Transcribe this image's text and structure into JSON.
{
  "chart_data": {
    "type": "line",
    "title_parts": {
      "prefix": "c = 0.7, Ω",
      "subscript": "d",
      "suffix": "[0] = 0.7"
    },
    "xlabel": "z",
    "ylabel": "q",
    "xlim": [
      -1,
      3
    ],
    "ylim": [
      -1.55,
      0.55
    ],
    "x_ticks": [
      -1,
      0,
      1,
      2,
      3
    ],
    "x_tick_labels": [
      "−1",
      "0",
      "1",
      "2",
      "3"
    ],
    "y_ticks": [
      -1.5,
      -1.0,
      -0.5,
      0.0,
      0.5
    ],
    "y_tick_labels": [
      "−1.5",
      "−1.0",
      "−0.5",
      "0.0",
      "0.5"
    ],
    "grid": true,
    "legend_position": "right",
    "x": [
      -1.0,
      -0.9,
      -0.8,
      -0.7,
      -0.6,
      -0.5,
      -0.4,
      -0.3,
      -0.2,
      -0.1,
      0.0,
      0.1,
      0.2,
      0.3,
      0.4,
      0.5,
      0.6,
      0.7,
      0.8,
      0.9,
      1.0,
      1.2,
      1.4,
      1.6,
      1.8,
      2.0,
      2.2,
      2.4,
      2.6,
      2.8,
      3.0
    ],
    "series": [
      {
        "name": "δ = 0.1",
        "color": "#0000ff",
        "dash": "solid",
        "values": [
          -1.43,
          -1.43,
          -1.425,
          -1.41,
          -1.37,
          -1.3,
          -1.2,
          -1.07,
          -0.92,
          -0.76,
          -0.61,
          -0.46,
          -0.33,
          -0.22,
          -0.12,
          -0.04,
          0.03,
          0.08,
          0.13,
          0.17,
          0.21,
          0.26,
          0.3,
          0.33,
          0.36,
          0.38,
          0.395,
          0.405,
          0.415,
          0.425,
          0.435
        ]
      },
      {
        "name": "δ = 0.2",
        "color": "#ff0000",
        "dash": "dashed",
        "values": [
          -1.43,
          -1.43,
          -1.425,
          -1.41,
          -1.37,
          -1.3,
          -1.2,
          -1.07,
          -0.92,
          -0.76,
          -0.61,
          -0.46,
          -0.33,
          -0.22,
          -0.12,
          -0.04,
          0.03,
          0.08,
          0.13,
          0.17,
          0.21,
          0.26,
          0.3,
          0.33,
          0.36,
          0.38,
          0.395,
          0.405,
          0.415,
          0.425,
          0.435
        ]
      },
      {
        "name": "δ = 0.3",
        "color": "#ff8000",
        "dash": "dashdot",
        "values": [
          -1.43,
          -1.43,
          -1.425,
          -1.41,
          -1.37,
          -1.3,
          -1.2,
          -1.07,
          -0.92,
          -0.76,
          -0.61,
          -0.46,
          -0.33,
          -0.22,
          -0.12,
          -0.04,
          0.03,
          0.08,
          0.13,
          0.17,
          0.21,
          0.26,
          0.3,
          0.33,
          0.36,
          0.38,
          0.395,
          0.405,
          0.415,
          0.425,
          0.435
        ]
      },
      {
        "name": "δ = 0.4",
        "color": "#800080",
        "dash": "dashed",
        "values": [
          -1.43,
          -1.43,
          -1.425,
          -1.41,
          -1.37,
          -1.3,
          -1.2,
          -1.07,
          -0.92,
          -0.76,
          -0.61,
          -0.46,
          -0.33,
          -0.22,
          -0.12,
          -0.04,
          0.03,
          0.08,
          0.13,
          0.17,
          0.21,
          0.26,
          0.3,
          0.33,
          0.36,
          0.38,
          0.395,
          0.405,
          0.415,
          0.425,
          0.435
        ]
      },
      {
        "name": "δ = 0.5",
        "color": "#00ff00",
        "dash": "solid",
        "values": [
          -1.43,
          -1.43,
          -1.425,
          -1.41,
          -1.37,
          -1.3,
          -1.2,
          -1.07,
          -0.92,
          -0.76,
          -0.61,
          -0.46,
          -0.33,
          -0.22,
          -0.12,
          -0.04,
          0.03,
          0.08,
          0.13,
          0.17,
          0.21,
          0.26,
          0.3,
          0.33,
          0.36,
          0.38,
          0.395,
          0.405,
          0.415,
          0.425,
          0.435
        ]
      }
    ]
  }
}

================================

# Problem statement
Copy all lines in the listing above where the string "name" appears.

# Result of this task
        "name": "δ = 0.1",
        "name": "δ = 0.2",
        "name": "δ = 0.3",
        "name": "δ = 0.4",
        "name": "δ = 0.5",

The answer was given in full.